- TASK BRIEF -
Check each line for the word "Christian" and report how many have it. Give nothing else.

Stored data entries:
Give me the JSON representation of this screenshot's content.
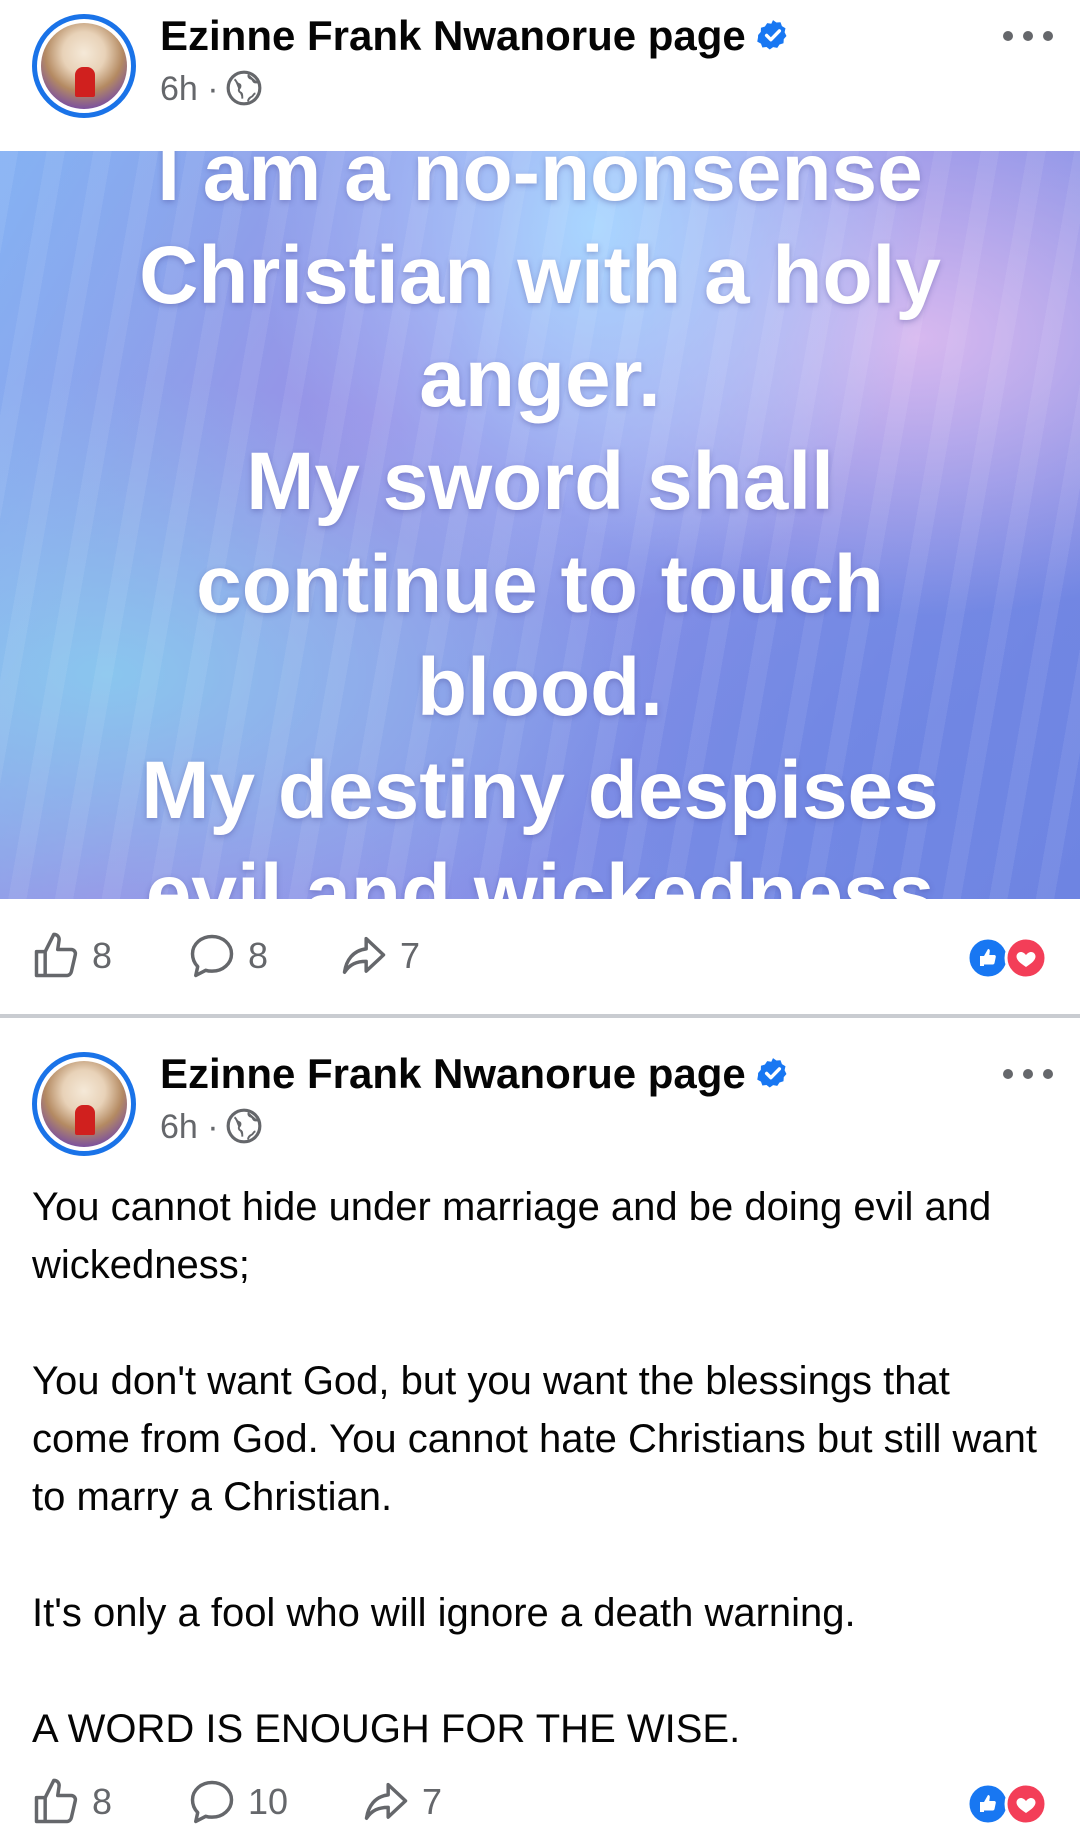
{
  "posts": [
    {
      "author": "Ezinne Frank Nwanorue page",
      "time": "6h",
      "separator": "·",
      "background_text_lines": [
        "I am a no-nonsense",
        "Christian with a holy",
        "anger.",
        "My sword shall",
        "continue to touch",
        "blood.",
        "My destiny despises",
        "evil and wickedness"
      ],
      "likes": "8",
      "comments": "8",
      "shares": "7"
    },
    {
      "author": "Ezinne Frank Nwanorue page",
      "time": "6h",
      "separator": "·",
      "paragraphs": [
        "You cannot hide under marriage and be doing evil and wickedness;",
        "You don't want God, but you want the blessings that come from God. You cannot hate Christians but still want to marry a Christian.",
        "It's only a fool who will ignore a death warning.",
        "A WORD IS ENOUGH FOR THE WISE."
      ],
      "likes": "8",
      "comments": "10",
      "shares": "7"
    }
  ],
  "icons": {
    "verified": "verified-badge-icon",
    "audience": "globe-icon",
    "more": "more-options-icon",
    "like": "thumbs-up-icon",
    "comment": "comment-icon",
    "share": "share-icon",
    "reactions": [
      "like-reaction-icon",
      "love-reaction-icon"
    ]
  },
  "colors": {
    "brand_blue": "#1877f2",
    "love_red": "#f33e58",
    "meta_gray": "#65676b",
    "divider": "#c9ccd1"
  }
}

- EXERCISE RESULT -
2